Written task: Write out all of the data without omission, exactly as shown.

(Stored records)
* start *

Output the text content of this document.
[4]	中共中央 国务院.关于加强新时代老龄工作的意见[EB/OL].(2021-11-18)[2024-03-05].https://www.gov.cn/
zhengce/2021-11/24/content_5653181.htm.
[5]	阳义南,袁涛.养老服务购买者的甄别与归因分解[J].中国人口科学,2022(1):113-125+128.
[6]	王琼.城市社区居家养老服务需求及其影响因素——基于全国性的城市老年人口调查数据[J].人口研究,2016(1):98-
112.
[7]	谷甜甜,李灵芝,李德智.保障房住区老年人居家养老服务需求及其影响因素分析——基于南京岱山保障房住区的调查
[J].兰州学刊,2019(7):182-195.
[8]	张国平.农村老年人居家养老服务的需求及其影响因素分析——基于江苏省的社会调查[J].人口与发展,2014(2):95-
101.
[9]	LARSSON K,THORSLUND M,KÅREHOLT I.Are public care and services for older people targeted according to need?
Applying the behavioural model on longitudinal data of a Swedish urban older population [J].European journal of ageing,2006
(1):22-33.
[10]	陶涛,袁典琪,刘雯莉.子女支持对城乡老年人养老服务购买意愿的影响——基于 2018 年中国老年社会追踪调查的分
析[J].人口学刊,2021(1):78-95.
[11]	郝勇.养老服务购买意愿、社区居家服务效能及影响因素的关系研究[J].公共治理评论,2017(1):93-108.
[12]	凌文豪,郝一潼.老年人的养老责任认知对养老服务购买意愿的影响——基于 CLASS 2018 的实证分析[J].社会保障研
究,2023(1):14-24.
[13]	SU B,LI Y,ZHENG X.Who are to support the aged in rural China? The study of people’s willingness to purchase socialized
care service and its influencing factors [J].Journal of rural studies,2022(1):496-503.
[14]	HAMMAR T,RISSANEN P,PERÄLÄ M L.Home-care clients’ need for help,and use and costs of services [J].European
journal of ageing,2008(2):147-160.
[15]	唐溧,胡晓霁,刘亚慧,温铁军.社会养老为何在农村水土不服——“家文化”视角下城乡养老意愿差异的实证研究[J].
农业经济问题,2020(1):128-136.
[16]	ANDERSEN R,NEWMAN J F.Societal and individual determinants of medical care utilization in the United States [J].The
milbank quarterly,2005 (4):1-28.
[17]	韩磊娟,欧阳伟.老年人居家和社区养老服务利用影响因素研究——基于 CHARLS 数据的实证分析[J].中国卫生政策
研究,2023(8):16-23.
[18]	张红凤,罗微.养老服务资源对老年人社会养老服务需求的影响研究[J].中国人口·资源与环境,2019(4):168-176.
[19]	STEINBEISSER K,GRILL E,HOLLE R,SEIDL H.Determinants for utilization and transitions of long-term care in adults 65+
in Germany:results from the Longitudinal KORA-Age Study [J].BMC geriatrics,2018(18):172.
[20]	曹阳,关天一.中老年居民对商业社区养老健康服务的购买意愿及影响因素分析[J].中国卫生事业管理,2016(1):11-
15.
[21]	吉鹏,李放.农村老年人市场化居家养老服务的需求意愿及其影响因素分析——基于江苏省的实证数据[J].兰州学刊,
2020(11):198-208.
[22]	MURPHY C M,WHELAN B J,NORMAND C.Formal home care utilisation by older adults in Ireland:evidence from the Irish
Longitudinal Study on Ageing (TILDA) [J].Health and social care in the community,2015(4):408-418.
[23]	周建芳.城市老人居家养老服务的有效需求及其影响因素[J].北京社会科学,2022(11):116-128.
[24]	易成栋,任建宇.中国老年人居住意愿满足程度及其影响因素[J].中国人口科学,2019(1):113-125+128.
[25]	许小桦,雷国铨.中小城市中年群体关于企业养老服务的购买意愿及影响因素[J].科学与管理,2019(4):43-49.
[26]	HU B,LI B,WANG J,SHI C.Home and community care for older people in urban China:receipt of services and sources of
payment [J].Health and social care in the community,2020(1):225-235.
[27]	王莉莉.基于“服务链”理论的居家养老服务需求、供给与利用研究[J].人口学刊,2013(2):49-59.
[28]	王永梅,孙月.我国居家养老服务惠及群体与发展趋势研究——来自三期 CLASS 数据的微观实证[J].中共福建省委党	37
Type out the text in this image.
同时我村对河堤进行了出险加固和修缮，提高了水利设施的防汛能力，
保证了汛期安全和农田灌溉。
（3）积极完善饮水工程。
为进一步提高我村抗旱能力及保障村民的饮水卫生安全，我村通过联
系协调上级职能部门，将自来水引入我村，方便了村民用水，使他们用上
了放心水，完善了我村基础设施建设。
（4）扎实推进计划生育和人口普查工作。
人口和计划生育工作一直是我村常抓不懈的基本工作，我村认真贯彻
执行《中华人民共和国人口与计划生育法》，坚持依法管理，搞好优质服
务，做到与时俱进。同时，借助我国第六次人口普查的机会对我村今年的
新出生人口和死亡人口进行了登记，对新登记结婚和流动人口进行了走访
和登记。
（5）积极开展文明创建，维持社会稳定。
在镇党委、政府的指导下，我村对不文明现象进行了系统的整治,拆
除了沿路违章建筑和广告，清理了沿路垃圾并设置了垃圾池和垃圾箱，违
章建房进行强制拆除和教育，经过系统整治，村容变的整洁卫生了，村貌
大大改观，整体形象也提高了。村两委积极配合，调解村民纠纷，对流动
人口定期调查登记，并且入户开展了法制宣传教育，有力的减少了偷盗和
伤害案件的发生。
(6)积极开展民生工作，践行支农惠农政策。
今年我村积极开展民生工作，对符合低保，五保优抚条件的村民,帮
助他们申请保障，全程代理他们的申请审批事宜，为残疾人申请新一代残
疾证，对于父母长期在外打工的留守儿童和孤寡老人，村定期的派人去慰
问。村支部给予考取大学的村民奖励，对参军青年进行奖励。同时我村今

* end *

Exercise response:
Output the text content of this document.
[4]	中共中央 国务院.关于加强新时代老龄工作的意见[EB/OL].(2021-11-18)[2024-03-05].https://www.gov.cn/
zhengce/2021-11/24/content_5653181.htm.
[5]	阳义南,袁涛.养老服务购买者的甄别与归因分解[J].中国人口科学,2022(1):113-125+128.
[6]	王琼.城市社区居家养老服务需求及其影响因素——基于全国性的城市老年人口调查数据[J].人口研究,2016(1):98-
112.
[7]	谷甜甜,李灵芝,李德智.保障房住区老年人居家养老服务需求及其影响因素分析——基于南京岱山保障房住区的调查
[J].兰州学刊,2019(7):182-195.
[8]	张国平.农村老年人居家养老服务的需求及其影响因素分析——基于江苏省的社会调查[J].人口与发展,2014(2):95-
101.
[9]	LARSSON K,THORSLUND M,KÅREHOLT I.Are public care and services for older people targeted according to need?
Applying the behavioural model on longitudinal data of a Swedish urban older population [J].European journal of ageing,2006
(1):22-33.
[10]	陶涛,袁典琪,刘雯莉.子女支持对城乡老年人养老服务购买意愿的影响——基于 2018 年中国老年社会追踪调查的分
析[J].人口学刊,2021(1):78-95.
[11]	郝勇.养老服务购买意愿、社区居家服务效能及影响因素的关系研究[J].公共治理评论,2017(1):93-108.
[12]	凌文豪,郝一潼.老年人的养老责任认知对养老服务购买意愿的影响——基于 CLASS 2018 的实证分析[J].社会保障研
究,2023(1):14-24.
[13]	SU B,LI Y,ZHENG X.Who are to support the aged in rural China? The study of people’s willingness to purchase socialized
care service and its influencing factors [J].Journal of rural studies,2022(1):496-503.
[14]	HAMMAR T,RISSANEN P,PERÄLÄ M L.Home-care clients’ need for help,and use and costs of services [J].European
journal of ageing,2008(2):147-160.
[15]	唐溧,胡晓霁,刘亚慧,温铁军.社会养老为何在农村水土不服——“家文化”视角下城乡养老意愿差异的实证研究[J].
农业经济问题,2020(1):128-136.
[16]	ANDERSEN R,NEWMAN J F.Societal and individual determinants of medical care utilization in the United States [J].The
milbank quarterly,2005 (4):1-28.
[17]	韩磊娟,欧阳伟.老年人居家和社区养老服务利用影响因素研究——基于 CHARLS 数据的实证分析[J].中国卫生政策
研究,2023(8):16-23.
[18]	张红凤,罗微.养老服务资源对老年人社会养老服务需求的影响研究[J].中国人口·资源与环境,2019(4):168-176.
[19]	STEINBEISSER K,GRILL E,HOLLE R,SEIDL H.Determinants for utilization and transitions of long-term care in adults 65+
in Germany:results from the Longitudinal KORA-Age Study [J].BMC geriatrics,2018(18):172.
[20]	曹阳,关天一.中老年居民对商业社区养老健康服务的购买意愿及影响因素分析[J].中国卫生事业管理,2016(1):11-
15.
[21]	吉鹏,李放.农村老年人市场化居家养老服务的需求意愿及其影响因素分析——基于江苏省的实证数据[J].兰州学刊,
2020(11):198-208.
[22]	MURPHY C M,WHELAN B J,NORMAND C.Formal home care utilisation by older adults in Ireland:evidence from the Irish
Longitudinal Study on Ageing (TILDA) [J].Health and social care in the community,2015(4):408-418.
[23]	周建芳.城市老人居家养老服务的有效需求及其影响因素[J].北京社会科学,2022(11):116-128.
[24]	易成栋,任建宇.中国老年人居住意愿满足程度及其影响因素[J].中国人口科学,2019(1):113-125+128.
[25]	许小桦,雷国铨.中小城市中年群体关于企业养老服务的购买意愿及影响因素[J].科学与管理,2019(4):43-49.
[26]	HU B,LI B,WANG J,SHI C.Home and community care for older people in urban China:receipt of services and sources of
payment [J].Health and social care in the community,2020(1):225-235.
[27]	王莉莉.基于“服务链”理论的居家养老服务需求、供给与利用研究[J].人口学刊,2013(2):49-59.
[28]	王永梅,孙月.我国居家养老服务惠及群体与发展趋势研究——来自三期 CLASS 数据的微观实证[J].中共福建省委党	37
Type out the text in this image.
同时我村对河堤进行了出险加固和修缮，提高了水利设施的防汛能力，
保证了汛期安全和农田灌溉。
（3）积极完善饮水工程。
为进一步提高我村抗旱能力及保障村民的饮水卫生安全，我村通过联
系协调上级职能部门，将自来水引入我村，方便了村民用水，使他们用上
了放心水，完善了我村基础设施建设。
（4）扎实推进计划生育和人口普查工作。
人口和计划生育工作一直是我村常抓不懈的基本工作，我村认真贯彻
执行《中华人民共和国人口与计划生育法》，坚持依法管理，搞好优质服
务，做到与时俱进。同时，借助我国第六次人口普查的机会对我村今年的
新出生人口和死亡人口进行了登记，对新登记结婚和流动人口进行了走访
和登记。
（5）积极开展文明创建，维持社会稳定。
在镇党委、政府的指导下，我村对不文明现象进行了系统的整治,拆
除了沿路违章建筑和广告，清理了沿路垃圾并设置了垃圾池和垃圾箱，违
章建房进行强制拆除和教育，经过系统整治，村容变的整洁卫生了，村貌
大大改观，整体形象也提高了。村两委积极配合，调解村民纠纷，对流动
人口定期调查登记，并且入户开展了法制宣传教育，有力的减少了偷盗和
伤害案件的发生。
(6)积极开展民生工作，践行支农惠农政策。
今年我村积极开展民生工作，对符合低保，五保优抚条件的村民,帮
助他们申请保障，全程代理他们的申请审批事宜，为残疾人申请新一代残
疾证，对于父母长期在外打工的留守儿童和孤寡老人，村定期的派人去慰
问。村支部给予考取大学的村民奖励，对参军青年进行奖励。同时我村今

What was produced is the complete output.